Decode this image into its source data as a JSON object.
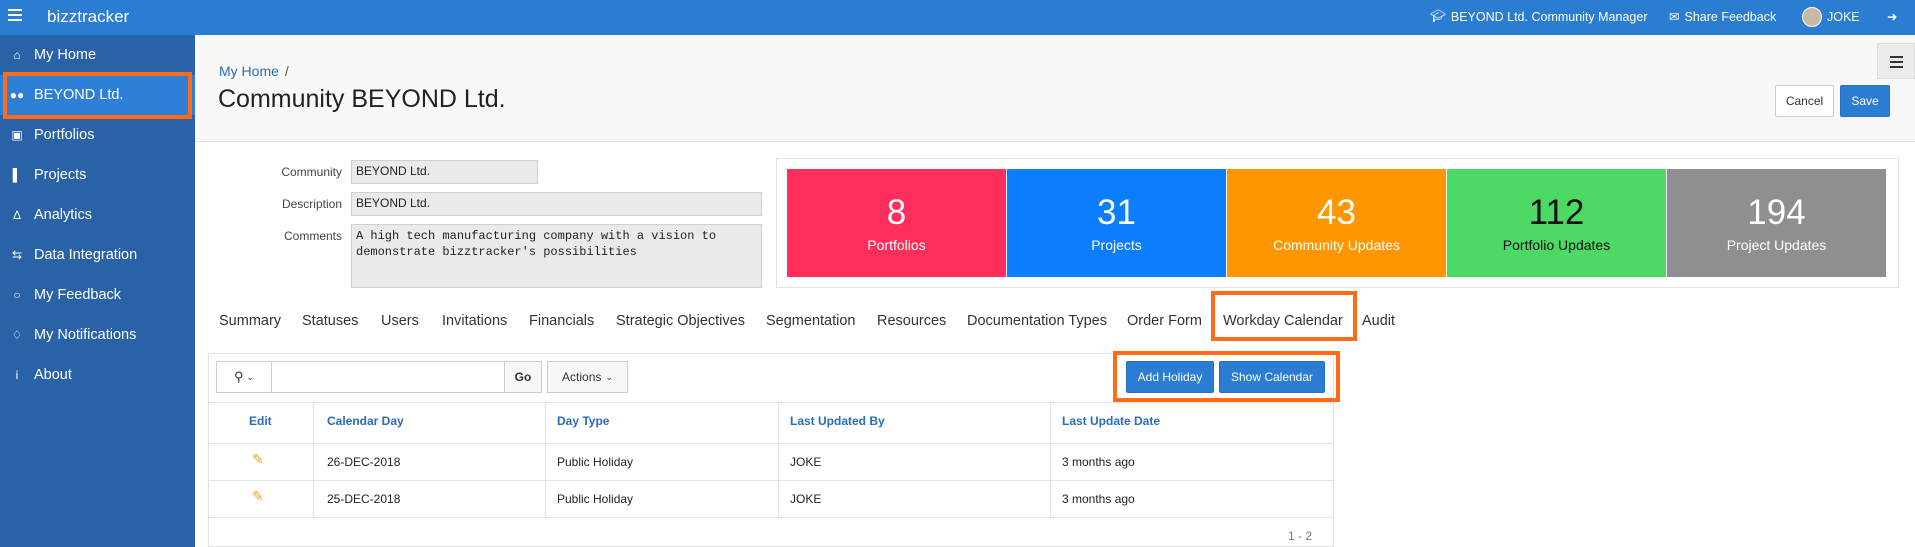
{
  "app": {
    "brand": "bizztracker"
  },
  "topbar": {
    "role": "BEYOND Ltd. Community Manager",
    "share_feedback": "Share Feedback",
    "user": "JOKE"
  },
  "sidebar": {
    "items": [
      {
        "label": "My Home",
        "icon": "home-icon"
      },
      {
        "label": "BEYOND Ltd.",
        "icon": "users-icon"
      },
      {
        "label": "Portfolios",
        "icon": "briefcase-icon"
      },
      {
        "label": "Projects",
        "icon": "bar-chart-icon"
      },
      {
        "label": "Analytics",
        "icon": "line-chart-icon"
      },
      {
        "label": "Data Integration",
        "icon": "exchange-icon"
      },
      {
        "label": "My Feedback",
        "icon": "comments-icon"
      },
      {
        "label": "My Notifications",
        "icon": "bell-icon"
      },
      {
        "label": "About",
        "icon": "info-icon"
      }
    ]
  },
  "header": {
    "breadcrumb": "My Home",
    "breadcrumb_sep": "/",
    "title": "Community BEYOND Ltd.",
    "cancel": "Cancel",
    "save": "Save"
  },
  "form": {
    "community_label": "Community",
    "community_value": "BEYOND Ltd.",
    "description_label": "Description",
    "description_value": "BEYOND Ltd.",
    "comments_label": "Comments",
    "comments_value": "A high tech manufacturing company with a vision to\ndemonstrate bizztracker's possibilities"
  },
  "stats": [
    {
      "value": "8",
      "label": "Portfolios",
      "color": "#ff2e5a"
    },
    {
      "value": "31",
      "label": "Projects",
      "color": "#0b7dff"
    },
    {
      "value": "43",
      "label": "Community Updates",
      "color": "#ff9600"
    },
    {
      "value": "112",
      "label": "Portfolio Updates",
      "color": "#4cd964"
    },
    {
      "value": "194",
      "label": "Project Updates",
      "color": "#8e8e93"
    }
  ],
  "tabs": [
    "Summary",
    "Statuses",
    "Users",
    "Invitations",
    "Financials",
    "Strategic Objectives",
    "Segmentation",
    "Resources",
    "Documentation Types",
    "Order Form",
    "Workday Calendar",
    "Audit"
  ],
  "toolbar": {
    "go": "Go",
    "actions": "Actions",
    "add_holiday": "Add Holiday",
    "show_calendar": "Show Calendar"
  },
  "table": {
    "columns": [
      "Edit",
      "Calendar Day",
      "Day Type",
      "Last Updated By",
      "Last Update Date"
    ],
    "rows": [
      {
        "day": "26-DEC-2018",
        "type": "Public Holiday",
        "by": "JOKE",
        "date": "3 months ago"
      },
      {
        "day": "25-DEC-2018",
        "type": "Public Holiday",
        "by": "JOKE",
        "date": "3 months ago"
      }
    ],
    "pagination": "1 - 2"
  }
}
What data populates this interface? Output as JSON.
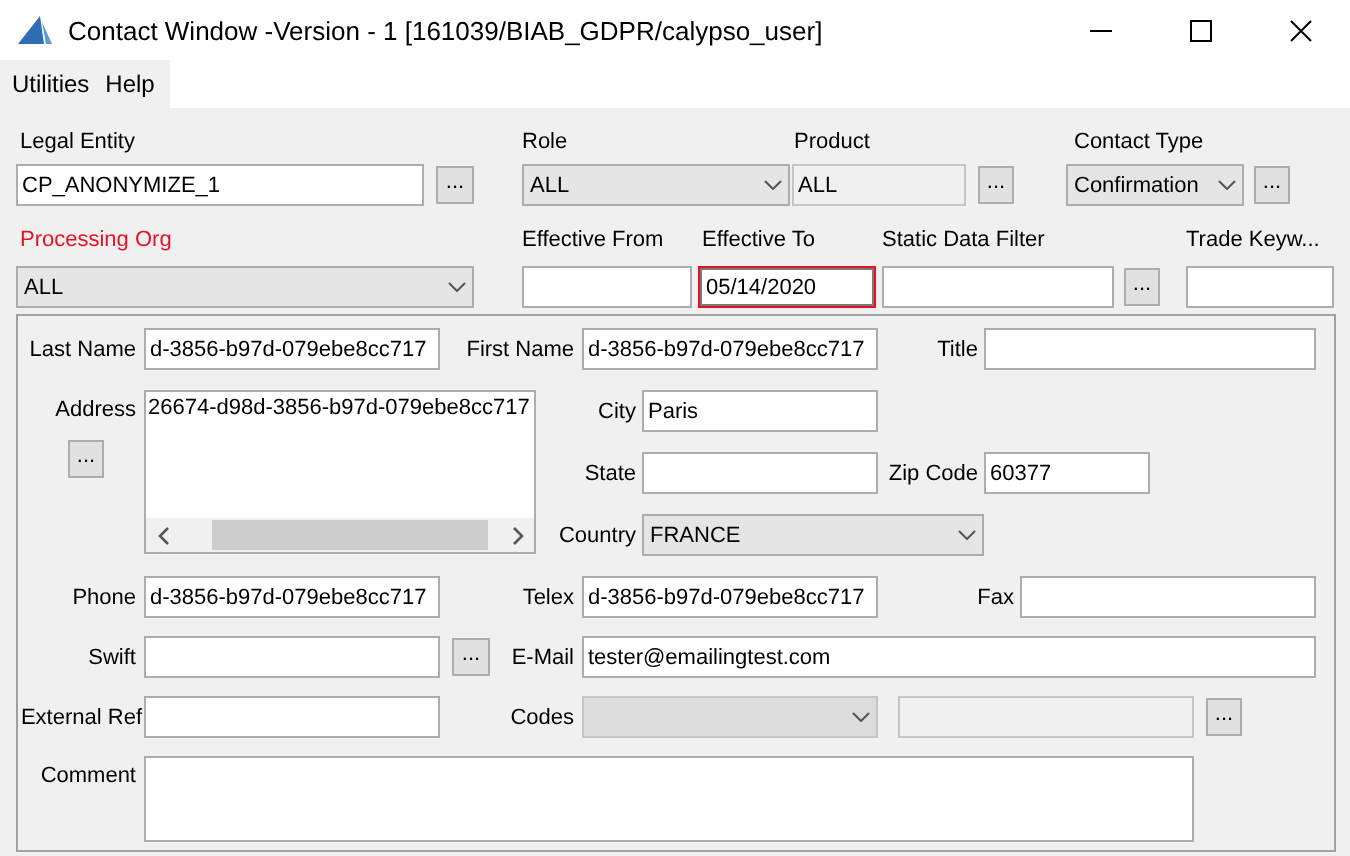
::::::::
- WHAT TO DO -
Except for the pictures, give all the material above again verbatim.

- RESPONSE -
Decode this image into its source data as a JSON object.
{
  "app": {
    "brand": "bizztracker"
  },
  "topbar": {
    "role": "BEYOND Ltd. Community Manager",
    "share_feedback": "Share Feedback",
    "user": "JOKE"
  },
  "sidebar": {
    "items": [
      {
        "label": "My Home",
        "icon": "home-icon"
      },
      {
        "label": "BEYOND Ltd.",
        "icon": "users-icon"
      },
      {
        "label": "Portfolios",
        "icon": "briefcase-icon"
      },
      {
        "label": "Projects",
        "icon": "bar-chart-icon"
      },
      {
        "label": "Analytics",
        "icon": "line-chart-icon"
      },
      {
        "label": "Data Integration",
        "icon": "exchange-icon"
      },
      {
        "label": "My Feedback",
        "icon": "comments-icon"
      },
      {
        "label": "My Notifications",
        "icon": "bell-icon"
      },
      {
        "label": "About",
        "icon": "info-icon"
      }
    ]
  },
  "header": {
    "breadcrumb": "My Home",
    "breadcrumb_sep": "/",
    "title": "Community BEYOND Ltd.",
    "cancel": "Cancel",
    "save": "Save"
  },
  "form": {
    "community_label": "Community",
    "community_value": "BEYOND Ltd.",
    "description_label": "Description",
    "description_value": "BEYOND Ltd.",
    "comments_label": "Comments",
    "comments_value": "A high tech manufacturing company with a vision to\ndemonstrate bizztracker's possibilities"
  },
  "stats": [
    {
      "value": "8",
      "label": "Portfolios",
      "color": "#ff2e5a"
    },
    {
      "value": "31",
      "label": "Projects",
      "color": "#0b7dff"
    },
    {
      "value": "43",
      "label": "Community Updates",
      "color": "#ff9600"
    },
    {
      "value": "112",
      "label": "Portfolio Updates",
      "color": "#4cd964"
    },
    {
      "value": "194",
      "label": "Project Updates",
      "color": "#8e8e93"
    }
  ],
  "tabs": [
    "Summary",
    "Statuses",
    "Users",
    "Invitations",
    "Financials",
    "Strategic Objectives",
    "Segmentation",
    "Resources",
    "Documentation Types",
    "Order Form",
    "Workday Calendar",
    "Audit"
  ],
  "toolbar": {
    "go": "Go",
    "actions": "Actions",
    "add_holiday": "Add Holiday",
    "show_calendar": "Show Calendar"
  },
  "table": {
    "columns": [
      "Edit",
      "Calendar Day",
      "Day Type",
      "Last Updated By",
      "Last Update Date"
    ],
    "rows": [
      {
        "day": "26-DEC-2018",
        "type": "Public Holiday",
        "by": "JOKE",
        "date": "3 months ago"
      },
      {
        "day": "25-DEC-2018",
        "type": "Public Holiday",
        "by": "JOKE",
        "date": "3 months ago"
      }
    ],
    "pagination": "1 - 2"
  }
}
What data populates this interface? Output as JSON.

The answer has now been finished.